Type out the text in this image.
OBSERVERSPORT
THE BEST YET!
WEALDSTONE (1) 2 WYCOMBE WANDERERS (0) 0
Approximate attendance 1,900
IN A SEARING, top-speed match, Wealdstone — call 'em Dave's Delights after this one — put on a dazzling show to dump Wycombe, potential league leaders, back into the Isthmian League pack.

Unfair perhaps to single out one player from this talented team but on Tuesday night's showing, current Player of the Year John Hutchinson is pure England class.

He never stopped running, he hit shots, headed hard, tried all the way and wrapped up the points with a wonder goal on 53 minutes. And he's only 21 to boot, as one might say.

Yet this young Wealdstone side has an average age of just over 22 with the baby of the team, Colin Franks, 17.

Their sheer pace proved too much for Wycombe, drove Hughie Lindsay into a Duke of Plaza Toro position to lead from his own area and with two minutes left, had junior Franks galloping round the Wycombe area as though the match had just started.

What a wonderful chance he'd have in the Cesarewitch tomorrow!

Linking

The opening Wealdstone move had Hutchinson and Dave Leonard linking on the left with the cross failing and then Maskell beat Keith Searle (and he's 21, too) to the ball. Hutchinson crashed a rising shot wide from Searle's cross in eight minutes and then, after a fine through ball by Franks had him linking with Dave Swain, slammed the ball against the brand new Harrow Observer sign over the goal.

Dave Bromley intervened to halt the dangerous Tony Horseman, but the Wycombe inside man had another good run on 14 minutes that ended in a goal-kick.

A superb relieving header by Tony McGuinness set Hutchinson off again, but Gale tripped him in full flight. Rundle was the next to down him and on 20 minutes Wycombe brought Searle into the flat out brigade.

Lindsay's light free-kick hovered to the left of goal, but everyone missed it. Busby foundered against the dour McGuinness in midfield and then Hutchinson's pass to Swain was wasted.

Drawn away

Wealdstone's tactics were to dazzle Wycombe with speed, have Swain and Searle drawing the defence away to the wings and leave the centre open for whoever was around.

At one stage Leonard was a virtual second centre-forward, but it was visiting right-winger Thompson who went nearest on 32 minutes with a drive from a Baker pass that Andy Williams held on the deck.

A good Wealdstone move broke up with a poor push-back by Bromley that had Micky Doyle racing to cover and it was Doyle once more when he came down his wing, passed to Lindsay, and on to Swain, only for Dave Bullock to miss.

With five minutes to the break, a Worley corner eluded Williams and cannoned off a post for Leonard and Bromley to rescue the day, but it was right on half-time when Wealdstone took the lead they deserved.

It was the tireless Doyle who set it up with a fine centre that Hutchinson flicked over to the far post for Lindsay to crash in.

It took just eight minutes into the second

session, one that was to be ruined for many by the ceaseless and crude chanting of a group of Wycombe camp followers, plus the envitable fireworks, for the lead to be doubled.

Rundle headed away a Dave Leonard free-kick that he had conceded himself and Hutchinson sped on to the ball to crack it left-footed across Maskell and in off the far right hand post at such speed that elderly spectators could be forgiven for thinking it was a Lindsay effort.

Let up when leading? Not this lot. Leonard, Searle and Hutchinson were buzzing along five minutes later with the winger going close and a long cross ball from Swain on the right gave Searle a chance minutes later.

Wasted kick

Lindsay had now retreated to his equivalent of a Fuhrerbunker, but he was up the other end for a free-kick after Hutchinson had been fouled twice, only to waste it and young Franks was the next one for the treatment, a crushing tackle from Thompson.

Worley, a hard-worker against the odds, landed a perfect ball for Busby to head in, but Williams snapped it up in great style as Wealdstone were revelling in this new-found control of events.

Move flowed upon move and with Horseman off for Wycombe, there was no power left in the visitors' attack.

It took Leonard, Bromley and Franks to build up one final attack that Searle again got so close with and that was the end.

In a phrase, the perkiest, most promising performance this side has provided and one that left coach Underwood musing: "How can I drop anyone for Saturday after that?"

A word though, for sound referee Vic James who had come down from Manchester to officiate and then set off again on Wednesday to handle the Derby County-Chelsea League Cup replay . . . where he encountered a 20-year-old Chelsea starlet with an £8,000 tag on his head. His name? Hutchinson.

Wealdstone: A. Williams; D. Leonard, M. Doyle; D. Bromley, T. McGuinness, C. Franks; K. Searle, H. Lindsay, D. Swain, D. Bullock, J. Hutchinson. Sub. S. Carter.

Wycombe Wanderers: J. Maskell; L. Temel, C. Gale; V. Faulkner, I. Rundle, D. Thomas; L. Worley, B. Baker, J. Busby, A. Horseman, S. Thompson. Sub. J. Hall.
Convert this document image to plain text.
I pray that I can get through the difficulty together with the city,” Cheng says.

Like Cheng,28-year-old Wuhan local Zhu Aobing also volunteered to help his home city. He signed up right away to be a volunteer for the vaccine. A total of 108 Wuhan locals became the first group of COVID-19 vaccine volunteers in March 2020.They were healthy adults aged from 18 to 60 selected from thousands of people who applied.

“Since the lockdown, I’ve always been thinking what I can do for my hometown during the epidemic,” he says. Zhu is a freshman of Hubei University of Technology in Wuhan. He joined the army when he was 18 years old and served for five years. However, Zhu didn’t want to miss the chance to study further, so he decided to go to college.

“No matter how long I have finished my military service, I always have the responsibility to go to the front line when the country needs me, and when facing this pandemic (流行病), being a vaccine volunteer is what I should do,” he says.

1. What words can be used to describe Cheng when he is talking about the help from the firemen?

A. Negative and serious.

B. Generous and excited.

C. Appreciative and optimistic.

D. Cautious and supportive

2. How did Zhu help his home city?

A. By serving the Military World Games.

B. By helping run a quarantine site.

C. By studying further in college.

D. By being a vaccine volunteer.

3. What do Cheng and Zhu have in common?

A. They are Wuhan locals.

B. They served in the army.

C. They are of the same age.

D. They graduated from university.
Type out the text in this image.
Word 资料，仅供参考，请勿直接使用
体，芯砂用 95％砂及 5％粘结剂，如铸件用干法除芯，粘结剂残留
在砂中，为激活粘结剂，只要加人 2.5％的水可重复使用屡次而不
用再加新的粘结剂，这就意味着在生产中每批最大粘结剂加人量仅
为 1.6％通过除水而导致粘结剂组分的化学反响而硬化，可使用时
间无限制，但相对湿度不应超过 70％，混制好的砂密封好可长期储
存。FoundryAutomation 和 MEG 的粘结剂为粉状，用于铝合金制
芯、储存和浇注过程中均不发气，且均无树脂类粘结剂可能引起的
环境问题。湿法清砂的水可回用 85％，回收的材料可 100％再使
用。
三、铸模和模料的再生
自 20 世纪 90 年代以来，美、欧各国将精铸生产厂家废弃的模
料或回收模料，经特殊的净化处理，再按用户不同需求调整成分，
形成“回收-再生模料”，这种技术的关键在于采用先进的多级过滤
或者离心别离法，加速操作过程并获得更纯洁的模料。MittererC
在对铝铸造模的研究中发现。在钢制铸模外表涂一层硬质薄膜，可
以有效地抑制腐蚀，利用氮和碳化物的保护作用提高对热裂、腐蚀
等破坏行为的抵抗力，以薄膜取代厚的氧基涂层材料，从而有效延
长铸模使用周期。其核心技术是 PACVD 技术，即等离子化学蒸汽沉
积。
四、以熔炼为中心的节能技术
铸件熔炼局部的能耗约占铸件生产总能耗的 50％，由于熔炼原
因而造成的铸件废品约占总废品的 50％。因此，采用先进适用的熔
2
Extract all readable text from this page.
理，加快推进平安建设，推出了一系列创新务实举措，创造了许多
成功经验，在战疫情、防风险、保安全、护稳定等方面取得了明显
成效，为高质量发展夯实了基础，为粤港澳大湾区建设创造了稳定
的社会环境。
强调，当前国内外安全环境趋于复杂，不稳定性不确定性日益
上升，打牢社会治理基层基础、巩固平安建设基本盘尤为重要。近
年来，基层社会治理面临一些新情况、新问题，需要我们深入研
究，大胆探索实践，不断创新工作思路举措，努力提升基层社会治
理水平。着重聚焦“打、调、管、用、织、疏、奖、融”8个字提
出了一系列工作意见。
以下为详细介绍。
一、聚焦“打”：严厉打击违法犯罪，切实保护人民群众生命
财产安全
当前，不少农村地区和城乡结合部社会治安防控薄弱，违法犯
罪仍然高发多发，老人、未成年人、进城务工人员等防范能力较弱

WHAT YOU ARE ASKED TO DO
Give back exactly the lines from the one containing "Extract all readable text from this page." to the end of the material, both ends included.

FINAL RESULT
Extract all readable text from this page.
理，加快推进平安建设，推出了一系列创新务实举措，创造了许多
成功经验，在战疫情、防风险、保安全、护稳定等方面取得了明显
成效，为高质量发展夯实了基础，为粤港澳大湾区建设创造了稳定
的社会环境。
强调，当前国内外安全环境趋于复杂，不稳定性不确定性日益
上升，打牢社会治理基层基础、巩固平安建设基本盘尤为重要。近
年来，基层社会治理面临一些新情况、新问题，需要我们深入研
究，大胆探索实践，不断创新工作思路举措，努力提升基层社会治
理水平。着重聚焦“打、调、管、用、织、疏、奖、融”8个字提
出了一系列工作意见。
以下为详细介绍。
一、聚焦“打”：严厉打击违法犯罪，切实保护人民群众生命
财产安全
当前，不少农村地区和城乡结合部社会治安防控薄弱，违法犯
罪仍然高发多发，老人、未成年人、进城务工人员等防范能力较弱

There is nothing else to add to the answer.